Stored data:
-- begin --

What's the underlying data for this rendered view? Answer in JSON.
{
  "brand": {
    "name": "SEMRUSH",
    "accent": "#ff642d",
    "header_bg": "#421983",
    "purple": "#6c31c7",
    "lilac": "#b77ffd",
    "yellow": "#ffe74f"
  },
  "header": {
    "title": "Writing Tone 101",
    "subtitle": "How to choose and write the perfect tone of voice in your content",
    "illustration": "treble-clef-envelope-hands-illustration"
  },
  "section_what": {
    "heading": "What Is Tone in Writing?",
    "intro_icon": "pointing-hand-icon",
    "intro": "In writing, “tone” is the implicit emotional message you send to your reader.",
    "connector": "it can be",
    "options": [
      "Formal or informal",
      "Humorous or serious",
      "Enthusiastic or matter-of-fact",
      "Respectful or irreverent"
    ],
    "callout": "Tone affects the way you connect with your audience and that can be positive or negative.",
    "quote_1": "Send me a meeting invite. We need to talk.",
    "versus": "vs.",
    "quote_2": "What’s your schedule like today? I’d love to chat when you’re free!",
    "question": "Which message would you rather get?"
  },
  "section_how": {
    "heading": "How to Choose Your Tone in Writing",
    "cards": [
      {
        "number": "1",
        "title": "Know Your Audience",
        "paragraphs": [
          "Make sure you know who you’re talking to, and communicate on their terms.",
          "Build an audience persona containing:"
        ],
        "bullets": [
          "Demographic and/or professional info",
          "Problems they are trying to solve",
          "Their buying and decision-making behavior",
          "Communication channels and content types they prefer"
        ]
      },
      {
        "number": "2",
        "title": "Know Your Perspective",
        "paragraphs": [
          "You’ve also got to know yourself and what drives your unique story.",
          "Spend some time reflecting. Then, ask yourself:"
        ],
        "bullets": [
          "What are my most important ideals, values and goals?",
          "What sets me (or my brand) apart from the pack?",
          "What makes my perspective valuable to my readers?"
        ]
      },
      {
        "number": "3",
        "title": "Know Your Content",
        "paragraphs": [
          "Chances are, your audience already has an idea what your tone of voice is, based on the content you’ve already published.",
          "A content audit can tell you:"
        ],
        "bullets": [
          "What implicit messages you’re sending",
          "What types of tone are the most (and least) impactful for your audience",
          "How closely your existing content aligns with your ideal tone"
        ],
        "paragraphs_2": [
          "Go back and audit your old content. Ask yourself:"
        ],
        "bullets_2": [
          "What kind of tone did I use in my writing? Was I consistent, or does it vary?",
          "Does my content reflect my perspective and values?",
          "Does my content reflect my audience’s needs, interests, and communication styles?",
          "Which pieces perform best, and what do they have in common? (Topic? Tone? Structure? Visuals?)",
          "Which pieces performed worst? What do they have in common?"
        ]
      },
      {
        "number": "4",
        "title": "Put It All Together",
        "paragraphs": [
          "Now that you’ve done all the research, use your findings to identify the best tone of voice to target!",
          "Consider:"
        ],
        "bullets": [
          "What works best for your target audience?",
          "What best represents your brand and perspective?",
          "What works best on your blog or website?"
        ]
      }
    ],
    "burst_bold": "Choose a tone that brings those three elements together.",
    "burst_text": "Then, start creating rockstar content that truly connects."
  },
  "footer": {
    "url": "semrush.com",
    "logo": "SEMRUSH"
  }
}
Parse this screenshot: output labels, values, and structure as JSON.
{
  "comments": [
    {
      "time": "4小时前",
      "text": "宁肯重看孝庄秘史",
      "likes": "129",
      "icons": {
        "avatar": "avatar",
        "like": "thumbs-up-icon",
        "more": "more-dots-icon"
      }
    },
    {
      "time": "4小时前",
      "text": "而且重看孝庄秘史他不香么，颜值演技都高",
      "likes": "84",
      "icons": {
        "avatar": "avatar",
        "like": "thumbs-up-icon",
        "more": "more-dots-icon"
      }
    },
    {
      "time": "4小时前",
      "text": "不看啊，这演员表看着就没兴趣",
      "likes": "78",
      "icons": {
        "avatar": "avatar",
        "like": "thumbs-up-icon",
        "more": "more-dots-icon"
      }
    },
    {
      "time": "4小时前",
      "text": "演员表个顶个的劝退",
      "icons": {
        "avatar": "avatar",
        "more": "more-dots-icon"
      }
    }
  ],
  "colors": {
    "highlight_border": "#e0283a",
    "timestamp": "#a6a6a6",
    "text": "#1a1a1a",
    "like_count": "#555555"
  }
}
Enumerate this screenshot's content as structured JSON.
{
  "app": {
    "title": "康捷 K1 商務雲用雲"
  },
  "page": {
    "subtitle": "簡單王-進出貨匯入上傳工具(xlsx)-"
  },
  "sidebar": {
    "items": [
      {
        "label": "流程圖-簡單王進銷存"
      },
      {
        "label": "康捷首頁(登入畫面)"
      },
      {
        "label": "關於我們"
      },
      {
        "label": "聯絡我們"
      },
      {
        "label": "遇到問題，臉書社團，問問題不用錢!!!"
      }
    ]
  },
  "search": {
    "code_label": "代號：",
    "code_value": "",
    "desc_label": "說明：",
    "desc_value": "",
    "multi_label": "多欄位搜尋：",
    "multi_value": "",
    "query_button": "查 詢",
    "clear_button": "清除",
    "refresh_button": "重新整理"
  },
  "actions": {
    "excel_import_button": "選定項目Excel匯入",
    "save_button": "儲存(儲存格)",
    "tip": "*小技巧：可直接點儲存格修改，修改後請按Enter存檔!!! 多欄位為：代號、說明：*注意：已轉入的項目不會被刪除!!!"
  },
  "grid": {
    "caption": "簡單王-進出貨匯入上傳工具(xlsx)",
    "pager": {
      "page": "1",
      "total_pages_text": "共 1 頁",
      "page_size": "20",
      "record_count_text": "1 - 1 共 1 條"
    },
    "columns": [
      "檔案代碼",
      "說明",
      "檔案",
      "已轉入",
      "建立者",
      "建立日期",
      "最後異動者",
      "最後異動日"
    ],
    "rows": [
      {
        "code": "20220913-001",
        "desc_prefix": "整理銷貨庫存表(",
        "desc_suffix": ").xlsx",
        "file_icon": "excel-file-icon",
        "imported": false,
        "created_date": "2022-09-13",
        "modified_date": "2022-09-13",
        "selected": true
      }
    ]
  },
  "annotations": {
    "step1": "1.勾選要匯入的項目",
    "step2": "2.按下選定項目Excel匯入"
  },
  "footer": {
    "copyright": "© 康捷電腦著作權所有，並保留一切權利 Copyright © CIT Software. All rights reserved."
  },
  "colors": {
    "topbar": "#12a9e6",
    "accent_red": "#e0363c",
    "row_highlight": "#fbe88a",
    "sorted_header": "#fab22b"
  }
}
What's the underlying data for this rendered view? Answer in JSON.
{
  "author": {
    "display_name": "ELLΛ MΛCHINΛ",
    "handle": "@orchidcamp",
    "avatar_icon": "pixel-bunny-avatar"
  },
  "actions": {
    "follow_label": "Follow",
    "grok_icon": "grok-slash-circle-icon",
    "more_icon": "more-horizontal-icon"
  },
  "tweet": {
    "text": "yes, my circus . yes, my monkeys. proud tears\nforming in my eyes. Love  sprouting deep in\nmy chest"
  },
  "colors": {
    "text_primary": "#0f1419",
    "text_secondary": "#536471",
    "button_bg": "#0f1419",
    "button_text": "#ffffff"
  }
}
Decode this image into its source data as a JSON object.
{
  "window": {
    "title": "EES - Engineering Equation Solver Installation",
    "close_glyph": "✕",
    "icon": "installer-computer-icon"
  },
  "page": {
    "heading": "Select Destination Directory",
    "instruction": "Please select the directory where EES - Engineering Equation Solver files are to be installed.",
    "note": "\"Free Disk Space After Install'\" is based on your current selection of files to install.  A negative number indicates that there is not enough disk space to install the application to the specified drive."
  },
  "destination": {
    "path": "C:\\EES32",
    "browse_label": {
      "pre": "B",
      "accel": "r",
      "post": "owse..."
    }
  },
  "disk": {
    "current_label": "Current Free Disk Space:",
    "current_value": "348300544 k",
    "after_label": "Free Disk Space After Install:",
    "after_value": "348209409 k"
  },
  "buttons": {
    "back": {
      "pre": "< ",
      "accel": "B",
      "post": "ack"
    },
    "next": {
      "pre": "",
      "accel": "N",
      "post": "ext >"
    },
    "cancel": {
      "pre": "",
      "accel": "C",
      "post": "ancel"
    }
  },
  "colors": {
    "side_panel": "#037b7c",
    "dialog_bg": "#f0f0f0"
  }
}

-- end --

TASK DIRECTIONS - Scan the records above, count the lines with "post" in them, and give only the number.

ANSWER TO THE TASK - 4